___ DATA ENTRIES ___

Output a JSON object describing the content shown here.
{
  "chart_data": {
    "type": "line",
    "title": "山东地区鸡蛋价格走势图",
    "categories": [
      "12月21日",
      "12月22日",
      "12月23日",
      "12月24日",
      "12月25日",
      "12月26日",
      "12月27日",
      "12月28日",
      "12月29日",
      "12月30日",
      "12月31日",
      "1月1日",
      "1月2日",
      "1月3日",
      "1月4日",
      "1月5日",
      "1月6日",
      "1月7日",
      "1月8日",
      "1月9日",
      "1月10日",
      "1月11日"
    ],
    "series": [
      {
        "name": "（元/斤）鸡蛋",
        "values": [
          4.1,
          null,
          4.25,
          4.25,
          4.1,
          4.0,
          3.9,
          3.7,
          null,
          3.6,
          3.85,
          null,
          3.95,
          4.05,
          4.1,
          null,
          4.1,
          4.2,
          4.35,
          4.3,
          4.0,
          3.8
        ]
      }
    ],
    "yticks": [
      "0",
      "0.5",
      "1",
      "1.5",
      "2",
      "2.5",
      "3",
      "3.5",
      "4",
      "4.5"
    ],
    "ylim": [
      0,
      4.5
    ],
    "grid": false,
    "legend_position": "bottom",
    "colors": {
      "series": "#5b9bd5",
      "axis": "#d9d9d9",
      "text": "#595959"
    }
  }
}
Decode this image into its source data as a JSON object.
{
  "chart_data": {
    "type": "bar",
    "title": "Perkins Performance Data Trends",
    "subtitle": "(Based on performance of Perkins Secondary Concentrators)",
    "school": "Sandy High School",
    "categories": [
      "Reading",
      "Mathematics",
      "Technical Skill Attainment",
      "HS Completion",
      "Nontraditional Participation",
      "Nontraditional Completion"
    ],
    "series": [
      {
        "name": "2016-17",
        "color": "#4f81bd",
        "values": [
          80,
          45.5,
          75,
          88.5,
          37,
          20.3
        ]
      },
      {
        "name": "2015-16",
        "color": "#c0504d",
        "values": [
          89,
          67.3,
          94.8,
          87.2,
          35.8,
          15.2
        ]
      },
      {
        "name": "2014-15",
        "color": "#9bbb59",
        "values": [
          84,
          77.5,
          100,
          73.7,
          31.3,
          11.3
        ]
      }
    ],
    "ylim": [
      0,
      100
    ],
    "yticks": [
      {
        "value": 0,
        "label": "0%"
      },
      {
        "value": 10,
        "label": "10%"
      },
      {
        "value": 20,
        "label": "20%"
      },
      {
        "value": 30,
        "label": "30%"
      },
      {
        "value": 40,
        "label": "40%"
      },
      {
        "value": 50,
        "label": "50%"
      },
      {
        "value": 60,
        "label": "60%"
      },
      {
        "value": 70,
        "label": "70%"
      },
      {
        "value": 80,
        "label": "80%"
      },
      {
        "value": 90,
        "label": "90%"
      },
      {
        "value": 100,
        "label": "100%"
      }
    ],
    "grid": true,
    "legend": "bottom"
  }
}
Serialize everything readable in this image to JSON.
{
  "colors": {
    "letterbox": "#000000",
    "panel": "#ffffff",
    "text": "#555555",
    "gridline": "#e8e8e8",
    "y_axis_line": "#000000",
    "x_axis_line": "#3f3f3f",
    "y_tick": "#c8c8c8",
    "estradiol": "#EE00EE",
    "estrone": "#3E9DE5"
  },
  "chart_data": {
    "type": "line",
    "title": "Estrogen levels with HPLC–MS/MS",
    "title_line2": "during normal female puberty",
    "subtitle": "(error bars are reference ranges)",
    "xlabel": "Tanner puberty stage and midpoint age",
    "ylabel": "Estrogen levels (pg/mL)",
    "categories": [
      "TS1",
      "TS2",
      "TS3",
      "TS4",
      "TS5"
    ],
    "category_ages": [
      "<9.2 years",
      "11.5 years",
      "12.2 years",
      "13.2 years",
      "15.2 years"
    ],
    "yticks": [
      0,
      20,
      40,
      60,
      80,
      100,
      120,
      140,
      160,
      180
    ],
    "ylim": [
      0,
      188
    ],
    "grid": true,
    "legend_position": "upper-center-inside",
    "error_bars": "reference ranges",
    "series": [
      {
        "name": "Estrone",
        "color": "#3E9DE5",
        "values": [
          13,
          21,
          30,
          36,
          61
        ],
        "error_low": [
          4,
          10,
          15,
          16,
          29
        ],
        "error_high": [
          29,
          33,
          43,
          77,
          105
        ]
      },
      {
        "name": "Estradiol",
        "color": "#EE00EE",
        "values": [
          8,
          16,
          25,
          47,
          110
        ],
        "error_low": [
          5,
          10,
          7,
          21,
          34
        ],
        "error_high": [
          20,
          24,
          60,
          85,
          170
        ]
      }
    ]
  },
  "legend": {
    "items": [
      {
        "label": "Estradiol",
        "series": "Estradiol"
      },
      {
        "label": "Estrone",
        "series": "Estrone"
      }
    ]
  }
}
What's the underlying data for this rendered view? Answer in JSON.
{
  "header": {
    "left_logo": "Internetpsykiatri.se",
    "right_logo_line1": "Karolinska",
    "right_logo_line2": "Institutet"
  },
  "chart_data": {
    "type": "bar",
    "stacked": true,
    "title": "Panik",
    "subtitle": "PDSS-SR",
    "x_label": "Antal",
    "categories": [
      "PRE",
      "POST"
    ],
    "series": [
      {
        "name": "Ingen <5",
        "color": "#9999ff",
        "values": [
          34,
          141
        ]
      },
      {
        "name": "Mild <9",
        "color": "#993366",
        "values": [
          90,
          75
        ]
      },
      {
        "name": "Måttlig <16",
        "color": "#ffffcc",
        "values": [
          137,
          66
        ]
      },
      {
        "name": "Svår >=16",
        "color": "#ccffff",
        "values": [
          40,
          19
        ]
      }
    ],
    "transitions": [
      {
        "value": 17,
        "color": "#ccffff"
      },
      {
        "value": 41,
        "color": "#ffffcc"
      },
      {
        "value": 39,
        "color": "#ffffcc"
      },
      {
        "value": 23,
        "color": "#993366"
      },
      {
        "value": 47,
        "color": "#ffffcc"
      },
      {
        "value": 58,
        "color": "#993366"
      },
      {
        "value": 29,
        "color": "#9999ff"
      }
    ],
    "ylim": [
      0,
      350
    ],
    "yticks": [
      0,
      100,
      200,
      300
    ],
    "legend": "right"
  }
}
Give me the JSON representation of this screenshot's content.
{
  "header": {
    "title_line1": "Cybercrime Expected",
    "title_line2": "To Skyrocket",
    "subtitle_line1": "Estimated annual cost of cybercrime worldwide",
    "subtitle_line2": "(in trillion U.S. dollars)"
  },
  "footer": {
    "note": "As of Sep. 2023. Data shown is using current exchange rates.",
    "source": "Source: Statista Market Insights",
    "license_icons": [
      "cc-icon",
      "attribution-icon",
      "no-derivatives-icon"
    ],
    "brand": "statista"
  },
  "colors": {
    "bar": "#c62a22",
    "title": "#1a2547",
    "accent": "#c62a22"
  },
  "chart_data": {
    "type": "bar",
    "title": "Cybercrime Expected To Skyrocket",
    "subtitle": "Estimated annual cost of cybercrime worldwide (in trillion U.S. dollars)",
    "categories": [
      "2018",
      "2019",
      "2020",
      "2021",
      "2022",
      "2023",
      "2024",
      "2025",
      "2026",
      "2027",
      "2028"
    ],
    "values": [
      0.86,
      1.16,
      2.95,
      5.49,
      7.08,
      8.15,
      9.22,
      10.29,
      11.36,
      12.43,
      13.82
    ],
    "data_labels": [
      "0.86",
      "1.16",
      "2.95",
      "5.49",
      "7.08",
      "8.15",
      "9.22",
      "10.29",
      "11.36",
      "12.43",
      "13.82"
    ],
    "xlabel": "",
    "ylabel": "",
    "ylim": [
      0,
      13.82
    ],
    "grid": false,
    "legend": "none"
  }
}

___

▶ [REQUEST]
Give solely the number of lines in the data that contain the string "JSON".

▶ [WRITTEN RESPONSE]
5